§ EXTRACT
- - - - -

Monitoring Node.js Apps with Prometheus and Grafana

Monitoring Node.js Apps with Prometheus and Grafana

After flying blind in production one too many times, I set up Prometheus and Grafana for our Node.js services. It took some trial and error. Here's what the setup actually looks like once it's working.

Here's a fun story. Last year we deployed a Node.js service that passed every test, ran great in staging, and promptly ate 2GB of memory in production over the course of six hours. Nobody noticed until the OOM killer took it out at 3am. No alerts, no dashboards, nothing. Just a PagerDuty call from our infra team asking why the container kept restarting.

That's what "running without monitoring" actually looks like. Not some hypothetical risk -- a real, middle-of-the-night incident that could have been caught with a single memory gauge and a threshold alert. If you're running Node.js in production without Prometheus and Grafana (or something equivalent), you're not being brave. You're being reckless.

- - - - -

§ LISTING
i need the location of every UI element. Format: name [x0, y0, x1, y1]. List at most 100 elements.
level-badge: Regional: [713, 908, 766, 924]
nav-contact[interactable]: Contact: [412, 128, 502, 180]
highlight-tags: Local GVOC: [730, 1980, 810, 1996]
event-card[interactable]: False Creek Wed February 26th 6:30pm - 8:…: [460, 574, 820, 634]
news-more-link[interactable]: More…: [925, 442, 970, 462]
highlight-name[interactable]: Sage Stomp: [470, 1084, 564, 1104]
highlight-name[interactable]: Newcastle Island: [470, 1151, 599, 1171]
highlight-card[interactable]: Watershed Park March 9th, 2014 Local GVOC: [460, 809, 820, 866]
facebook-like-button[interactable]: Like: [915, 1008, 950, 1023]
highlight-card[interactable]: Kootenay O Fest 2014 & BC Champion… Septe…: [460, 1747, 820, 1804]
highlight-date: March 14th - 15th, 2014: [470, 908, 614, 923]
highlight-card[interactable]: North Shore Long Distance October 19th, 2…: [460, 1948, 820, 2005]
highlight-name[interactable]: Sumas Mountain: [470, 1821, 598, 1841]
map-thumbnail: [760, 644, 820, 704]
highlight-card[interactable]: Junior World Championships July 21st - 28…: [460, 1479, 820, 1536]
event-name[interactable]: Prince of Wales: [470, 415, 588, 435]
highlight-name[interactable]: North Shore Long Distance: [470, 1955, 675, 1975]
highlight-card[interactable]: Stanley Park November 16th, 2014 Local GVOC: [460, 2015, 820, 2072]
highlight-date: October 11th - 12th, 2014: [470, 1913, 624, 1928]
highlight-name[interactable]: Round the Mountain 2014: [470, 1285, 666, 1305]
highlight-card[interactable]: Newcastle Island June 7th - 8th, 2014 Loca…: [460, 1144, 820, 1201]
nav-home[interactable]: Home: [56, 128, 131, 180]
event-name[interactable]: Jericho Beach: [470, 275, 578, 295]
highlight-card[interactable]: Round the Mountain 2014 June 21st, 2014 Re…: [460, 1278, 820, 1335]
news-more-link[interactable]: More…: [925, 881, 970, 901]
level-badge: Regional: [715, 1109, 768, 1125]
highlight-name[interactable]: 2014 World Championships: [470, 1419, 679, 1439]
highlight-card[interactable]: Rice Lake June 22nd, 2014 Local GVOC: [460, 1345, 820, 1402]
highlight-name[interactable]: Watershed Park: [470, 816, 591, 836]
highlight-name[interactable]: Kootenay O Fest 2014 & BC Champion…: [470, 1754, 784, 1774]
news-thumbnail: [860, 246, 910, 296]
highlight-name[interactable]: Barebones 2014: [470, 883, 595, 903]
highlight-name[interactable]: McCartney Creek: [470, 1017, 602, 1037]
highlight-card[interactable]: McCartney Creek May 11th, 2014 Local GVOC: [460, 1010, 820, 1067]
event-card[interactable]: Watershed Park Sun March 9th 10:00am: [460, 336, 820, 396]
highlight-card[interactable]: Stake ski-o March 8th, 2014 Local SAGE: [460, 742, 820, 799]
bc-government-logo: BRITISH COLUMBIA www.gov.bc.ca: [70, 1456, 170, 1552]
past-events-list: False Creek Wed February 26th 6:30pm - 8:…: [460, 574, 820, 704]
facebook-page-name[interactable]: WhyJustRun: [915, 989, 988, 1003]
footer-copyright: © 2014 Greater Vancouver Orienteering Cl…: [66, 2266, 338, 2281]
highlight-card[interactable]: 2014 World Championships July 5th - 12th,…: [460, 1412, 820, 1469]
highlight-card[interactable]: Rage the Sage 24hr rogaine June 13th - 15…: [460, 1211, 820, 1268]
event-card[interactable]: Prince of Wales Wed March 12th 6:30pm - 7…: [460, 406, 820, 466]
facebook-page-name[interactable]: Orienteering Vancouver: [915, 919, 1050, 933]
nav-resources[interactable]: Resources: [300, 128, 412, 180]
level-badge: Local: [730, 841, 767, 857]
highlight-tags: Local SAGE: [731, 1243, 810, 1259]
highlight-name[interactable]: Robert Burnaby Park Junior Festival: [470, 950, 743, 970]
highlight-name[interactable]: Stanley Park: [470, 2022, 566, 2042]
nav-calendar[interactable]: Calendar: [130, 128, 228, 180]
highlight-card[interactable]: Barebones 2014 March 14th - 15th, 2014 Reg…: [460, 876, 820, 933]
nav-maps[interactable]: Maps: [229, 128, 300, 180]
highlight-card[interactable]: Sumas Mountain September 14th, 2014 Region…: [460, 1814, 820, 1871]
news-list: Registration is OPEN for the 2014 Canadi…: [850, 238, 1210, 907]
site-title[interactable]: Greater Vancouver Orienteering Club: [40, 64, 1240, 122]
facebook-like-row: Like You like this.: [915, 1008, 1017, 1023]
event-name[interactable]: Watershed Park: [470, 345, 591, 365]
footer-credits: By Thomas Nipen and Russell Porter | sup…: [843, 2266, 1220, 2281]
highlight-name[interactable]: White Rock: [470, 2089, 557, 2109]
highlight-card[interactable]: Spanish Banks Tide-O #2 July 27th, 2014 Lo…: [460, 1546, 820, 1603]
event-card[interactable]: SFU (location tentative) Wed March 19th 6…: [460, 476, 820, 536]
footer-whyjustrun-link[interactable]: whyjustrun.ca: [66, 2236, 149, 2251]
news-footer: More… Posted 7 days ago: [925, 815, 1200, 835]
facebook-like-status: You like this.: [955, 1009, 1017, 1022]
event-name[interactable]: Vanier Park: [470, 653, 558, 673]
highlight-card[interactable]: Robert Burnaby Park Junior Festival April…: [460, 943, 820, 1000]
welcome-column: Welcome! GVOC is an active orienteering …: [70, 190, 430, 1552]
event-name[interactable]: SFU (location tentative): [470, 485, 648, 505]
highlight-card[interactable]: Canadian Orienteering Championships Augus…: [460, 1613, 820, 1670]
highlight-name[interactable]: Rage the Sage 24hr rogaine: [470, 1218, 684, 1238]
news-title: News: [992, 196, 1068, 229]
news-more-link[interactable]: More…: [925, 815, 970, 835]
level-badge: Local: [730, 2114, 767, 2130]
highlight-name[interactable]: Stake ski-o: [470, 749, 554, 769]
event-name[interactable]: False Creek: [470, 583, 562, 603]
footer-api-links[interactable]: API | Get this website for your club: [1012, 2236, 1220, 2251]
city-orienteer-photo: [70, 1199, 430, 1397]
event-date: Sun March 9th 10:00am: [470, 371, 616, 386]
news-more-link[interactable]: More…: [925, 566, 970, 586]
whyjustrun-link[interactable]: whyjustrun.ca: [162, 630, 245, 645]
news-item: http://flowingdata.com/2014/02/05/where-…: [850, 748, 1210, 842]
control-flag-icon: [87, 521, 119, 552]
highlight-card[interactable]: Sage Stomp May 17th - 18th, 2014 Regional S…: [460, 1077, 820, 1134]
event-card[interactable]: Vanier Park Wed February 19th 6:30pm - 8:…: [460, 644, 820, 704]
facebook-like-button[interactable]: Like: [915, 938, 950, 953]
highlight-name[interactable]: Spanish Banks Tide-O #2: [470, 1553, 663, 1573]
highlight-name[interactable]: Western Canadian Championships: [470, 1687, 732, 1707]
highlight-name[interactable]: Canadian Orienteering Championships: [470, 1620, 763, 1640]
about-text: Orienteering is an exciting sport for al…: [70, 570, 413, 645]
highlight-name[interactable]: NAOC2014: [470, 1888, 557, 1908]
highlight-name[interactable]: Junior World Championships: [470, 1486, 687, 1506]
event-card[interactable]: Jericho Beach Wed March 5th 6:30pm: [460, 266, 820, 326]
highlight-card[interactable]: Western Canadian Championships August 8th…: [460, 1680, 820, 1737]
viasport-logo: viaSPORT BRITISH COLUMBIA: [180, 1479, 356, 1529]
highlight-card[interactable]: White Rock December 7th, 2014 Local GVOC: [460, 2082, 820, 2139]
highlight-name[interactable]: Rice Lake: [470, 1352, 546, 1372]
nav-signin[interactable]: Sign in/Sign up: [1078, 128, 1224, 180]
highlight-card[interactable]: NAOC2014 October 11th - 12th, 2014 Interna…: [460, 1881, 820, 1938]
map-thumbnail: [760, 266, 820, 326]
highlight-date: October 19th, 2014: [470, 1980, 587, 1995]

- - - - -

§ GIVEN TASK 1
Please copy the passage of the monitoring article starting with "Here's a fun" and going on through "container kept restarting.".
§ GIVEN TASK 2
Name every branded software tool or service that the monitoring article mentions, listing each one only once.
The rows have no connection to the monitoring article.

§ TASK SOLUTION 1
Here's a fun story. Last year we deployed a Node.js service that passed every test, ran great in staging, and promptly ate 2GB of memory in production over the course of six hours. Nobody noticed until the OOM killer took it out at 3am. No alerts, no dashboards, nothing. Just a PagerDuty call from our infra team asking why the container kept restarting.

§ TASK SOLUTION 2
Node.js, Prometheus, Grafana, PagerDuty